Dataset items

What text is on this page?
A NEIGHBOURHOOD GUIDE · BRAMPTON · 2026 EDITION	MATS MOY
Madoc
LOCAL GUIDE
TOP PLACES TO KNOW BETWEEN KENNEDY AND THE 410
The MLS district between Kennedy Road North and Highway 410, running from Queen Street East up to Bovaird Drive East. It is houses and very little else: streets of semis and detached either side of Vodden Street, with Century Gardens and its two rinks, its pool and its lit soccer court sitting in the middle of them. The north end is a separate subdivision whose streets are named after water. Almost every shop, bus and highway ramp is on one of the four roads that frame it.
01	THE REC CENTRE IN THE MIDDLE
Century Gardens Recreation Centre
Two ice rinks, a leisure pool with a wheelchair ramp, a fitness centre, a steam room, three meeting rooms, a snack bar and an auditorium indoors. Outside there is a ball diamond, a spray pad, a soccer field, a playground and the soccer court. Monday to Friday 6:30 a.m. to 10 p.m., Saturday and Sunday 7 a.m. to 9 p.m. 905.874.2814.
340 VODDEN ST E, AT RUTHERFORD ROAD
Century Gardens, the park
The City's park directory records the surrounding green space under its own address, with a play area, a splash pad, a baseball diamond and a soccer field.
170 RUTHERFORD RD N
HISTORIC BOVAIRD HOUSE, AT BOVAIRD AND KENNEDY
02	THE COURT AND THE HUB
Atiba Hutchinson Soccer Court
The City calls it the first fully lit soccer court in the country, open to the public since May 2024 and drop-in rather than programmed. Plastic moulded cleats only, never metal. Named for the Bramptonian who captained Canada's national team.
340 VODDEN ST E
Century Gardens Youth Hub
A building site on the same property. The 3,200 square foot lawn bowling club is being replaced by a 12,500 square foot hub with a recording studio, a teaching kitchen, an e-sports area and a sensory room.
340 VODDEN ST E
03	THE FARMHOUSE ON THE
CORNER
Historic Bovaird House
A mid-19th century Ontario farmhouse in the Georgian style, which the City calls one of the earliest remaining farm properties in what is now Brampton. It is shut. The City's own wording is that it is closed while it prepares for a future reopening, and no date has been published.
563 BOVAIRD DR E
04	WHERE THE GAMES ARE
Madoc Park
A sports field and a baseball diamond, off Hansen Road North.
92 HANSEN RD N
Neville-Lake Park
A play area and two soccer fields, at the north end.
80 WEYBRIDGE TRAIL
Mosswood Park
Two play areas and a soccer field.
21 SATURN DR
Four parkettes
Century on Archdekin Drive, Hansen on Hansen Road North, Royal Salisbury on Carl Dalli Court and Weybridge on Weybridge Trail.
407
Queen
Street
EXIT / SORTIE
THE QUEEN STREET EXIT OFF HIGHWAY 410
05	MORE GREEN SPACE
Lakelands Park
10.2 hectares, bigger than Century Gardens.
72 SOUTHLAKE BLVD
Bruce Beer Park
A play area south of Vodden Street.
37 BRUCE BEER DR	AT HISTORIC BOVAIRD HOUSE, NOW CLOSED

TASK DETAILS:
Extract all lines as given.

EXERCISE ANSWER:
What text is on this page?
A NEIGHBOURHOOD GUIDE · BRAMPTON · 2026 EDITION	MATS MOY
Madoc
LOCAL GUIDE
TOP PLACES TO KNOW BETWEEN KENNEDY AND THE 410
The MLS district between Kennedy Road North and Highway 410, running from Queen Street East up to Bovaird Drive East. It is houses and very little else: streets of semis and detached either side of Vodden Street, with Century Gardens and its two rinks, its pool and its lit soccer court sitting in the middle of them. The north end is a separate subdivision whose streets are named after water. Almost every shop, bus and highway ramp is on one of the four roads that frame it.
01	THE REC CENTRE IN THE MIDDLE
Century Gardens Recreation Centre
Two ice rinks, a leisure pool with a wheelchair ramp, a fitness centre, a steam room, three meeting rooms, a snack bar and an auditorium indoors. Outside there is a ball diamond, a spray pad, a soccer field, a playground and the soccer court. Monday to Friday 6:30 a.m. to 10 p.m., Saturday and Sunday 7 a.m. to 9 p.m. 905.874.2814.
340 VODDEN ST E, AT RUTHERFORD ROAD
Century Gardens, the park
The City's park directory records the surrounding green space under its own address, with a play area, a splash pad, a baseball diamond and a soccer field.
170 RUTHERFORD RD N
HISTORIC BOVAIRD HOUSE, AT BOVAIRD AND KENNEDY
02	THE COURT AND THE HUB
Atiba Hutchinson Soccer Court
The City calls it the first fully lit soccer court in the country, open to the public since May 2024 and drop-in rather than programmed. Plastic moulded cleats only, never metal. Named for the Bramptonian who captained Canada's national team.
340 VODDEN ST E
Century Gardens Youth Hub
A building site on the same property. The 3,200 square foot lawn bowling club is being replaced by a 12,500 square foot hub with a recording studio, a teaching kitchen, an e-sports area and a sensory room.
340 VODDEN ST E
03	THE FARMHOUSE ON THE
CORNER
Historic Bovaird House
A mid-19th century Ontario farmhouse in the Georgian style, which the City calls one of the earliest remaining farm properties in what is now Brampton. It is shut. The City's own wording is that it is closed while it prepares for a future reopening, and no date has been published.
563 BOVAIRD DR E
04	WHERE THE GAMES ARE
Madoc Park
A sports field and a baseball diamond, off Hansen Road North.
92 HANSEN RD N
Neville-Lake Park
A play area and two soccer fields, at the north end.
80 WEYBRIDGE TRAIL
Mosswood Park
Two play areas and a soccer field.
21 SATURN DR
Four parkettes
Century on Archdekin Drive, Hansen on Hansen Road North, Royal Salisbury on Carl Dalli Court and Weybridge on Weybridge Trail.
407
Queen
Street
EXIT / SORTIE
THE QUEEN STREET EXIT OFF HIGHWAY 410
05	MORE GREEN SPACE
Lakelands Park
10.2 hectares, bigger than Century Gardens.
72 SOUTHLAKE BLVD
Bruce Beer Park
A play area south of Vodden Street.
37 BRUCE BEER DR	AT HISTORIC BOVAIRD HOUSE, NOW CLOSED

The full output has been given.